§ **Goal of the exercise**:
Copy out the final stretch of the listing: the line that contains "Serialize everything readable" and all lines after it, exactly as they appear.
─── Material shown
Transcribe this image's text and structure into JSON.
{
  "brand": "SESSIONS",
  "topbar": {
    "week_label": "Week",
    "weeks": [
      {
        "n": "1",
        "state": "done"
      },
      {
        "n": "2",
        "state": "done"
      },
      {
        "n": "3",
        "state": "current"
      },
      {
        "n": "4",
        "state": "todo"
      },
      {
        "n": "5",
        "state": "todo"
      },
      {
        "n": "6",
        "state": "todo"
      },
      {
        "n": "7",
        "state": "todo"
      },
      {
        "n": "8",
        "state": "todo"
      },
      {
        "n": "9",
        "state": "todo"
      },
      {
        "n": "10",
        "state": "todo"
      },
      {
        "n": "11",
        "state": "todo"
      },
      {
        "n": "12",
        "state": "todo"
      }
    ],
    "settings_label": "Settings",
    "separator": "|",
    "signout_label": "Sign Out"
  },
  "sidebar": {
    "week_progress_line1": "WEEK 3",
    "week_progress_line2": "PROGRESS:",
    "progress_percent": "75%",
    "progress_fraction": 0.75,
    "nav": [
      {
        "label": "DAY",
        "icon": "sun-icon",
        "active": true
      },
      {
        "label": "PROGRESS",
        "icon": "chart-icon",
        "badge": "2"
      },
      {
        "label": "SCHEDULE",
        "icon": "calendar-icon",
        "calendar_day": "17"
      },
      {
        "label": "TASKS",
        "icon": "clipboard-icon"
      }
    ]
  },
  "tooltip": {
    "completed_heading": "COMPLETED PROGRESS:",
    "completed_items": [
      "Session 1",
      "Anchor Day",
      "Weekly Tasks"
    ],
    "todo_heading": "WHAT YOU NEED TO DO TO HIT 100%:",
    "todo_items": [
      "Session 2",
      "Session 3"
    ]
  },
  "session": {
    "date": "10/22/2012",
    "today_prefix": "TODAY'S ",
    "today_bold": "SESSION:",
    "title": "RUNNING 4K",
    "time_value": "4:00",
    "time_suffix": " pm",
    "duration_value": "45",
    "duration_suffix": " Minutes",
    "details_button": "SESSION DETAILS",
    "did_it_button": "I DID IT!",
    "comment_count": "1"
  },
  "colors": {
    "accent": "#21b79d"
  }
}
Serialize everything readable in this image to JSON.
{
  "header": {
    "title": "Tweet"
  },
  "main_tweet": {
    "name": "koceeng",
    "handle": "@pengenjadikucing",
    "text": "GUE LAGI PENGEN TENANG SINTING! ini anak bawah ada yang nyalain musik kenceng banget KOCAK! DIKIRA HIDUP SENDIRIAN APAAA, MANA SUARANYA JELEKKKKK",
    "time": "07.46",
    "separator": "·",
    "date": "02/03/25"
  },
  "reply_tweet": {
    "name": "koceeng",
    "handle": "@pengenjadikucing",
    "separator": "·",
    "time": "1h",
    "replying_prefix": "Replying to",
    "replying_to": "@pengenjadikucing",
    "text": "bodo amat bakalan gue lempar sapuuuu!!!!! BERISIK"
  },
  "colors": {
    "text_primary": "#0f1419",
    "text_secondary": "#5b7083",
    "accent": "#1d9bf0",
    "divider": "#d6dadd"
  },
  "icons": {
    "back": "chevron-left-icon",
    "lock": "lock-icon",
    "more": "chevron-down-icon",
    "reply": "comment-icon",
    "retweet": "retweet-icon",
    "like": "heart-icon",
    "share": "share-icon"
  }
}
──────
§ **Expected output**:
Serialize everything readable in this image to JSON.
{
  "header": {
    "title": "Tweet"
  },
  "main_tweet": {
    "name": "koceeng",
    "handle": "@pengenjadikucing",
    "text": "GUE LAGI PENGEN TENANG SINTING! ini anak bawah ada yang nyalain musik kenceng banget KOCAK! DIKIRA HIDUP SENDIRIAN APAAA, MANA SUARANYA JELEKKKKK",
    "time": "07.46",
    "separator": "·",
    "date": "02/03/25"
  },
  "reply_tweet": {
    "name": "koceeng",
    "handle": "@pengenjadikucing",
    "separator": "·",
    "time": "1h",
    "replying_prefix": "Replying to",
    "replying_to": "@pengenjadikucing",
    "text": "bodo amat bakalan gue lempar sapuuuu!!!!! BERISIK"
  },
  "colors": {
    "text_primary": "#0f1419",
    "text_secondary": "#5b7083",
    "accent": "#1d9bf0",
    "divider": "#d6dadd"
  },
  "icons": {
    "back": "chevron-left-icon",
    "lock": "lock-icon",
    "more": "chevron-down-icon",
    "reply": "comment-icon",
    "retweet": "retweet-icon",
    "like": "heart-icon",
    "share": "share-icon"
  }
}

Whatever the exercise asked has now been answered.